» Written request: Return the lines where the word "Support" occurs.

» Dataset records on visual material:
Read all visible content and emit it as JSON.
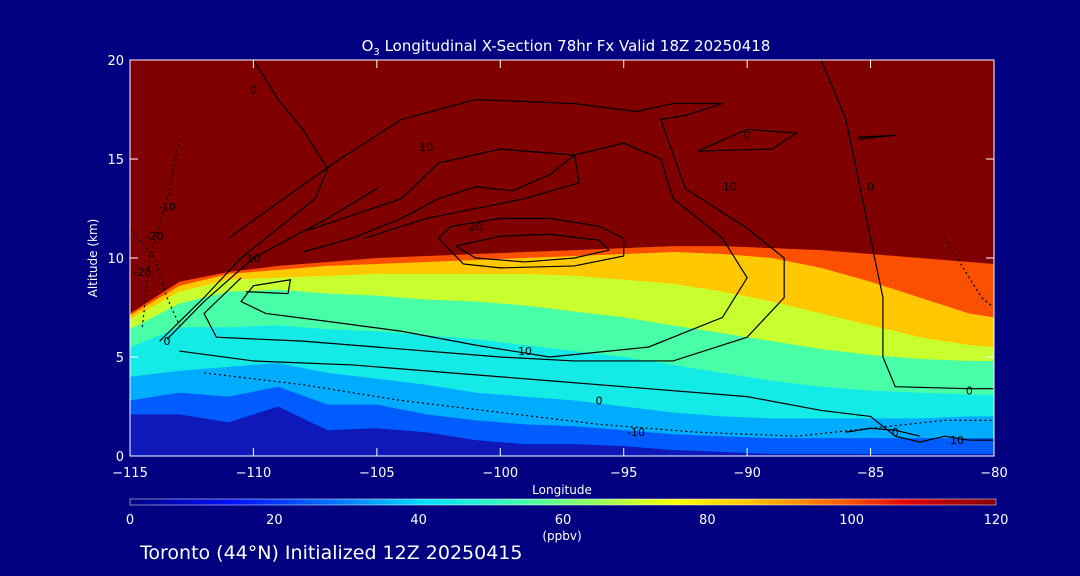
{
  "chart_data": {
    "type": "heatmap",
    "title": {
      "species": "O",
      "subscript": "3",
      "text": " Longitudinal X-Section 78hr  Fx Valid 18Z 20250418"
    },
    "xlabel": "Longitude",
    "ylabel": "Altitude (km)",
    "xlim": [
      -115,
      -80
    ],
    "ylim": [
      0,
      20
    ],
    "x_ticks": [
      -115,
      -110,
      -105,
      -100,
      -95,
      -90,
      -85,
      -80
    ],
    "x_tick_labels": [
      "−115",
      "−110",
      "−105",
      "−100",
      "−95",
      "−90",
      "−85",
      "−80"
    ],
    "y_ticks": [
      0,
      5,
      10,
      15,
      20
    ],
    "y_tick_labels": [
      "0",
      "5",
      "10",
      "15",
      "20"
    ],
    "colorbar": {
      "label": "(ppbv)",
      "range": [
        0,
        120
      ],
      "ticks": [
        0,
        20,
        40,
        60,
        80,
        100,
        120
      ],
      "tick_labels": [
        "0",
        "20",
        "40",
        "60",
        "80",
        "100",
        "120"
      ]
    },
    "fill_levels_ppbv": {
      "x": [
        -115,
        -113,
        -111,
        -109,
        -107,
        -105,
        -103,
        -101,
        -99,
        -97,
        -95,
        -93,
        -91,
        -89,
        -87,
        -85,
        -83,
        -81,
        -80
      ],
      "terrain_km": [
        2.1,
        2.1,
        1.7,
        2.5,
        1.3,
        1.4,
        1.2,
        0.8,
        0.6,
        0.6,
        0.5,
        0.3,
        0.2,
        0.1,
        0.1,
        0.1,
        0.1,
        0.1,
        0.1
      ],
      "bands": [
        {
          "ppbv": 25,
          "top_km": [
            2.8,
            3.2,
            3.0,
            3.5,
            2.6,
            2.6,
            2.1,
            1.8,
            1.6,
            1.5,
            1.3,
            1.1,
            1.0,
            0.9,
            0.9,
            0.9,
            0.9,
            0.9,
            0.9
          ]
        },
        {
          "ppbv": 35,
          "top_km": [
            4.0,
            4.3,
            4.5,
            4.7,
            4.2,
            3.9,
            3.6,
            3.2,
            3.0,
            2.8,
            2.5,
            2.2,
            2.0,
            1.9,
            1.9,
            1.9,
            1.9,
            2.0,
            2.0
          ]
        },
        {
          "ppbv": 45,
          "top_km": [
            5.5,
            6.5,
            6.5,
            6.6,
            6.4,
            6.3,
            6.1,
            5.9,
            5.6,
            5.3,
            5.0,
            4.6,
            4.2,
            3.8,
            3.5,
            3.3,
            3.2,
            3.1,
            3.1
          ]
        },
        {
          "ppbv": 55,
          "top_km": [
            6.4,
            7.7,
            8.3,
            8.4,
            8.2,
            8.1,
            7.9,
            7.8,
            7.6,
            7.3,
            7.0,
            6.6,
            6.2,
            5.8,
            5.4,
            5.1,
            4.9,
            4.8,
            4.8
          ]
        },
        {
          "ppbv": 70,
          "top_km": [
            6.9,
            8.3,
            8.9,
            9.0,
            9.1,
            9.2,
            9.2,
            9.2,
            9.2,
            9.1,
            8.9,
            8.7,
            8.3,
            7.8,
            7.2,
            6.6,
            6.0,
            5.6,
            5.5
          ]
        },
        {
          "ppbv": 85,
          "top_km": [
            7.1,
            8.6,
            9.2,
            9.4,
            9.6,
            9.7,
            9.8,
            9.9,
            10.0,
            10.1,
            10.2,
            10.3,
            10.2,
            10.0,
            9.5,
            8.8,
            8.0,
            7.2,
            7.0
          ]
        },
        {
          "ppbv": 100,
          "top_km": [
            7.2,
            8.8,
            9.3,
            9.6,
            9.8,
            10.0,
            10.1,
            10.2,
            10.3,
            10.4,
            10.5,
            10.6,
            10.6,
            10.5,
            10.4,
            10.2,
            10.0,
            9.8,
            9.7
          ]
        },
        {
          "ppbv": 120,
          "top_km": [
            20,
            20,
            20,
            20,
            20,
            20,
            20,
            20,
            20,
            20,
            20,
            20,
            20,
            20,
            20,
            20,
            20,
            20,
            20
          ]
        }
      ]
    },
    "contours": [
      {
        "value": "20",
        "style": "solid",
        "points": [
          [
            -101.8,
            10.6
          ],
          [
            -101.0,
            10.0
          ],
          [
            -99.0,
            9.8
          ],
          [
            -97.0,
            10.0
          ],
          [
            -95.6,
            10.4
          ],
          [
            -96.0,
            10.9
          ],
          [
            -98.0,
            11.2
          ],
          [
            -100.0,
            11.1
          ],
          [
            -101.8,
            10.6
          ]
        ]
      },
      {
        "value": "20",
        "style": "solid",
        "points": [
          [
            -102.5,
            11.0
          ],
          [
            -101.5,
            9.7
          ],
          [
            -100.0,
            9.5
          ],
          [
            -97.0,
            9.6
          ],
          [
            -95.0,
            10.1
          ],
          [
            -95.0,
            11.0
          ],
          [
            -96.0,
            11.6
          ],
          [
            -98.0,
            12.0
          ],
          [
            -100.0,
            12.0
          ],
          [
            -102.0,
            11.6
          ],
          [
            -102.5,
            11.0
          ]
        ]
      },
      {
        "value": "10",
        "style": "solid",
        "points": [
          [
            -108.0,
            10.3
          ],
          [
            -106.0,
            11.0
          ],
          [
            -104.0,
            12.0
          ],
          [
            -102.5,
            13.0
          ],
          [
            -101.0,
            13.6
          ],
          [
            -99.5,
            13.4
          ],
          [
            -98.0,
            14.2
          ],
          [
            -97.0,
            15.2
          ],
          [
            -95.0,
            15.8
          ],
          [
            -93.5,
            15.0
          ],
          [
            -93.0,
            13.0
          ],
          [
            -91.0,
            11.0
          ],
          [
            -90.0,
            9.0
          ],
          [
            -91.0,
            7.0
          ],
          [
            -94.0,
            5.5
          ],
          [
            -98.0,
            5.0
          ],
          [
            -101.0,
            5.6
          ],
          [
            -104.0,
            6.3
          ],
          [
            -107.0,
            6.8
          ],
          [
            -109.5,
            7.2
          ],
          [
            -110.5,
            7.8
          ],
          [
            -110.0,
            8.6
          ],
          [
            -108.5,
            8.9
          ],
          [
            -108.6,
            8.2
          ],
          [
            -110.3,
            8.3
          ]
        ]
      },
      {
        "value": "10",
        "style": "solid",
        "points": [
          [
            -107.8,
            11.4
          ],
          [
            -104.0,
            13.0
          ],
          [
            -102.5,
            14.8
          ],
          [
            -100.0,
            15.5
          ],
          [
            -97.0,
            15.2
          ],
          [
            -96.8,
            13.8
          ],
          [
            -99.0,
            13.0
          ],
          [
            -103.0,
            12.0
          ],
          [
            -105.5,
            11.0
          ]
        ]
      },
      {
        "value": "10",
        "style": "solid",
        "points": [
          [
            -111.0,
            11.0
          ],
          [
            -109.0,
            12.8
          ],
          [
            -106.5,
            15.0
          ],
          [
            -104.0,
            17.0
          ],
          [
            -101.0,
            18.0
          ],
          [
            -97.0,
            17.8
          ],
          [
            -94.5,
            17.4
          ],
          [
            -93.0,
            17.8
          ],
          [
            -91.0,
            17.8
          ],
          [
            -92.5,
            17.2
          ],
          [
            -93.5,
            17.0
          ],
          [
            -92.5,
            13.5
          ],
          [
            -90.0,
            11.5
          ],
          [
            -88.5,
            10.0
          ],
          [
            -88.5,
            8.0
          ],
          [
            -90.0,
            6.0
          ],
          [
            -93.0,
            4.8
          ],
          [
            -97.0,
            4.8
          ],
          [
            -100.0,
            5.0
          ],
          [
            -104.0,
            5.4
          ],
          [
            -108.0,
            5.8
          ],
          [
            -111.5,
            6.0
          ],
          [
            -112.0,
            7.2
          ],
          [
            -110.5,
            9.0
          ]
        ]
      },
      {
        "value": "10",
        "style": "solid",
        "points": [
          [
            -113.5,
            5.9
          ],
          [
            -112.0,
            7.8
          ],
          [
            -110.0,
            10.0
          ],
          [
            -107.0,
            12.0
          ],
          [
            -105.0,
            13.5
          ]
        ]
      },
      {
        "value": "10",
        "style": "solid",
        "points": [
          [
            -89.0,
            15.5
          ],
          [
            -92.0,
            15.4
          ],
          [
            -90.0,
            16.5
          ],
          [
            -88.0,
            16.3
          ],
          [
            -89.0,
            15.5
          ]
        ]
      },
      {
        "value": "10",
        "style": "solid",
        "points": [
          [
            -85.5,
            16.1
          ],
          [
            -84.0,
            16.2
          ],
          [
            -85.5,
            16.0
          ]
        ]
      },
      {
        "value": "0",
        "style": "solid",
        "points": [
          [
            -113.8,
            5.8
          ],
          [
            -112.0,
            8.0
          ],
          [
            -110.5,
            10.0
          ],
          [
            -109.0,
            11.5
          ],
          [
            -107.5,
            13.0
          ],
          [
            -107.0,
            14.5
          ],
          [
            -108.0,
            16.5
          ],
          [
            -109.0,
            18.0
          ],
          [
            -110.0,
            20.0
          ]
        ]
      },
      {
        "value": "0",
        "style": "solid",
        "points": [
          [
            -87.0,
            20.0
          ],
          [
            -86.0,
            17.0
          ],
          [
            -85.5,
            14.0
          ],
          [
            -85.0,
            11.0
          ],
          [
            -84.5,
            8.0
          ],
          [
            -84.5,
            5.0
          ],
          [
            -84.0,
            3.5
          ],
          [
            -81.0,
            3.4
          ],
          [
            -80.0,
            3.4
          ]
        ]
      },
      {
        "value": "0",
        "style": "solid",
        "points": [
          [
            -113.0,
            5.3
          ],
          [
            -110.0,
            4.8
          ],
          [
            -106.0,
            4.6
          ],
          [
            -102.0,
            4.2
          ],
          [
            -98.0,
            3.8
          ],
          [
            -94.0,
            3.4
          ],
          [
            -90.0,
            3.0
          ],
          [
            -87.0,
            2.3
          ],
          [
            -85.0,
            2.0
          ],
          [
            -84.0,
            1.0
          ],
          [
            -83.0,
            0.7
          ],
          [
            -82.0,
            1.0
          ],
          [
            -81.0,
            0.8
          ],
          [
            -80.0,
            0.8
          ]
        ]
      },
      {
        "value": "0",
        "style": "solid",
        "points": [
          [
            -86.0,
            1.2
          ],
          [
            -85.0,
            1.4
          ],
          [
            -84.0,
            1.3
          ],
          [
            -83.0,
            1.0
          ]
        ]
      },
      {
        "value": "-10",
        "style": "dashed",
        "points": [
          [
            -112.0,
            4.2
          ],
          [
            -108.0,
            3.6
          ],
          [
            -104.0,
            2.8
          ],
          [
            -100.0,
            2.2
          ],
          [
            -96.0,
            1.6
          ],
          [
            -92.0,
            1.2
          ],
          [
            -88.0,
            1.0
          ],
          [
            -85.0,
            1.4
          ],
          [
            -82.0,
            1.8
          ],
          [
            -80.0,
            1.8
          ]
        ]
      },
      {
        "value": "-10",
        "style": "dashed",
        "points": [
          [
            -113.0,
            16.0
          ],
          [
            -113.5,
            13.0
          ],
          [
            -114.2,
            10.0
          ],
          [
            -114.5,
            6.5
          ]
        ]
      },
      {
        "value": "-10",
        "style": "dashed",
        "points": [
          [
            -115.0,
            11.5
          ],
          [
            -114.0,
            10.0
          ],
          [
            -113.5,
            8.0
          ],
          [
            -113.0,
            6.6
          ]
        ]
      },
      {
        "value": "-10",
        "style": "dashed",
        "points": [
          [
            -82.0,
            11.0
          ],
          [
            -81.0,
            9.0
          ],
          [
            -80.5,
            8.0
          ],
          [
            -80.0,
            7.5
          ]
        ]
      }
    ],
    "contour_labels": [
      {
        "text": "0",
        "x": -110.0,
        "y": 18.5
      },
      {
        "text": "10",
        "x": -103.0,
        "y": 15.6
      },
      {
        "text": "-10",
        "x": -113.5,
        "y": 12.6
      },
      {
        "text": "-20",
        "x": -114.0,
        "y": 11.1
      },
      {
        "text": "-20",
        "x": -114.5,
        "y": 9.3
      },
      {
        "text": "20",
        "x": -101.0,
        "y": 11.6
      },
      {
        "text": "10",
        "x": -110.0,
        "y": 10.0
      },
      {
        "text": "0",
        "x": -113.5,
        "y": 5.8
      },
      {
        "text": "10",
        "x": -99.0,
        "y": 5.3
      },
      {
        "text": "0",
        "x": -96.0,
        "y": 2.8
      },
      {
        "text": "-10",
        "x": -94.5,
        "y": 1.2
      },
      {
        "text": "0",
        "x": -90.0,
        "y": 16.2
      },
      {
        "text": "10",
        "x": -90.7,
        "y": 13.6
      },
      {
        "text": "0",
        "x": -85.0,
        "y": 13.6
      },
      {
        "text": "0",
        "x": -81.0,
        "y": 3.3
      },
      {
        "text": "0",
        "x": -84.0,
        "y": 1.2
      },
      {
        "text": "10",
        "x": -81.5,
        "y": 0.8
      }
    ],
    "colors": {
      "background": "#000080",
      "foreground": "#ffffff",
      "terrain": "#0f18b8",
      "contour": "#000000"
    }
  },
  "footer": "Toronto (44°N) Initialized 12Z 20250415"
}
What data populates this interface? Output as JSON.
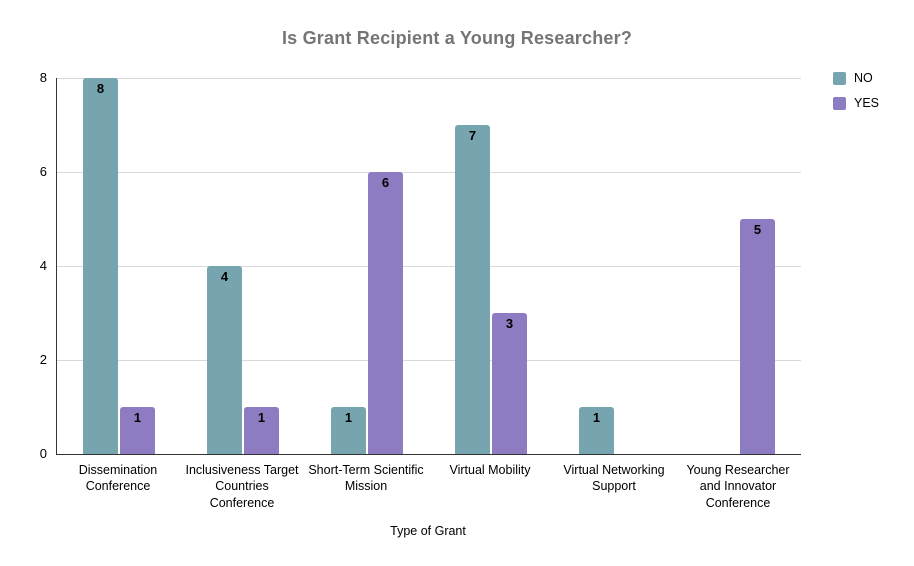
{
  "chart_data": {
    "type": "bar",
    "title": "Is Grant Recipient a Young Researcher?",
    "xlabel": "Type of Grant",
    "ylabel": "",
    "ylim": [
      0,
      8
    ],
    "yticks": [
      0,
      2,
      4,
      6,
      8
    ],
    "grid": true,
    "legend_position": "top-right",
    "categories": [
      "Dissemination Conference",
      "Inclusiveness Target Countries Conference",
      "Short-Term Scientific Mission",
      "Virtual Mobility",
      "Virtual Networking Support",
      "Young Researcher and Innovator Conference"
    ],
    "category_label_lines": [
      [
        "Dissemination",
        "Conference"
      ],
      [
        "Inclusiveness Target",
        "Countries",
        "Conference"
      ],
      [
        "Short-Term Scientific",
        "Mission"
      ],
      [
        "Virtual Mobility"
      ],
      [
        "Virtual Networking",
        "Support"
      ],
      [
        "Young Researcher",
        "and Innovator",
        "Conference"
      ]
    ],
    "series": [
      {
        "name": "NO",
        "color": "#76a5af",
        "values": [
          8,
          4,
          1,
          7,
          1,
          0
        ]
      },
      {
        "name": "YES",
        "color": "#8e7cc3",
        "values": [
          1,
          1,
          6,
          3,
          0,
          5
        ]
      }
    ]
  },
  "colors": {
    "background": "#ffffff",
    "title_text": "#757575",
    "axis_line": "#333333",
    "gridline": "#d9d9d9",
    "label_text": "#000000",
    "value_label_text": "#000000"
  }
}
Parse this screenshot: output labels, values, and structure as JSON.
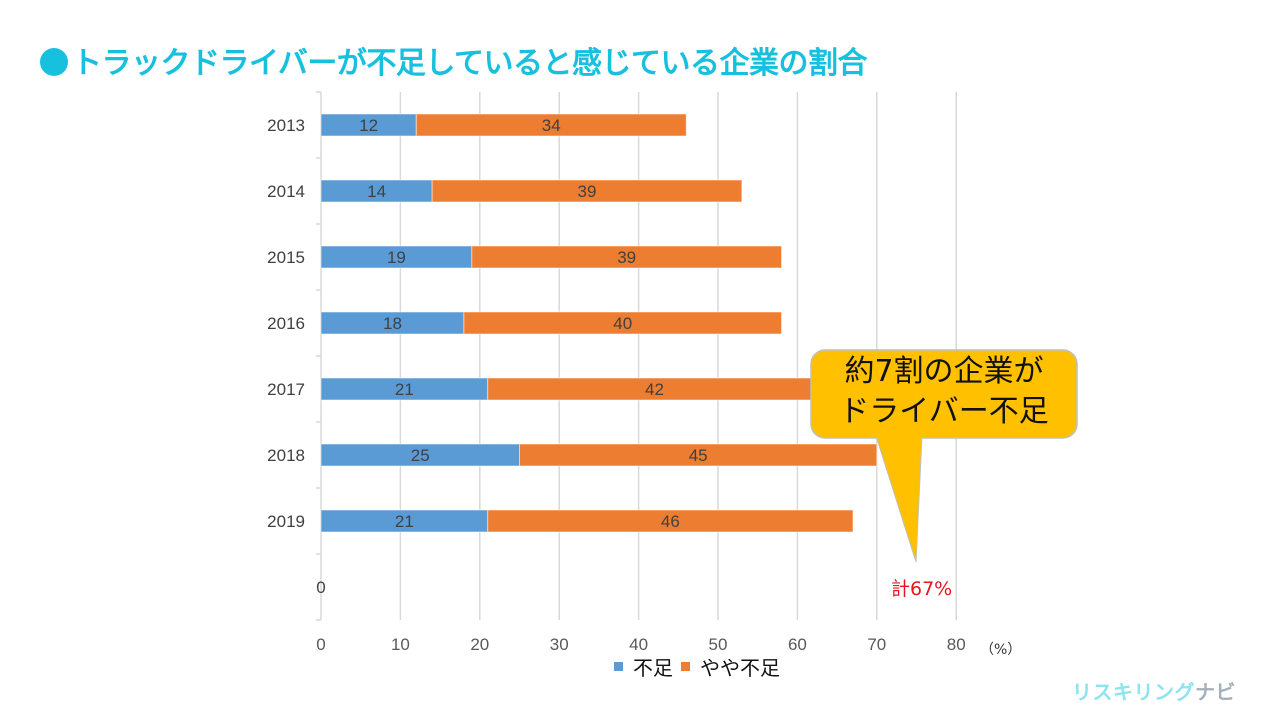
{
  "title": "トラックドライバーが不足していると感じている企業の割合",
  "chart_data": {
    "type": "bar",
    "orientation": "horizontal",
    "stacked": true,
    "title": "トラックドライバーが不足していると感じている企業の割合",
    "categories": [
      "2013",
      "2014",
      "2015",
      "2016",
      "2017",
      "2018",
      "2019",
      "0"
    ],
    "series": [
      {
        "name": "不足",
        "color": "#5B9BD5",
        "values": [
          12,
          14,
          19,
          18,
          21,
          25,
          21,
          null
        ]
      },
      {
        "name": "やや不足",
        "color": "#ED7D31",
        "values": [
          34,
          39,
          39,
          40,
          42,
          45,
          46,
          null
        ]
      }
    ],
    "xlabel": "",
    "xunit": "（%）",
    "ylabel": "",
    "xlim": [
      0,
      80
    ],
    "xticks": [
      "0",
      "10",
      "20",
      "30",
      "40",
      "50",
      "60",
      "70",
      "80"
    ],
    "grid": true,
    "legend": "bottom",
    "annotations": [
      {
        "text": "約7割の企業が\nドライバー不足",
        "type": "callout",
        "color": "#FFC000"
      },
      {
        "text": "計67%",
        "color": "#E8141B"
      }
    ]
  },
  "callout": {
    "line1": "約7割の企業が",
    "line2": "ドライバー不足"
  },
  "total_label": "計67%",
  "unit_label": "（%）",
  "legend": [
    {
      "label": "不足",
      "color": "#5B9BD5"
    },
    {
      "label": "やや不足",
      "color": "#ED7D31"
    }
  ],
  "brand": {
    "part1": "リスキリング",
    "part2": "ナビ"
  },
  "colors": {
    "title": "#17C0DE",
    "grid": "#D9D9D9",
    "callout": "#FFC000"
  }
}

» Response to the exercise:
      "Virtual Networking Support",
        "Support"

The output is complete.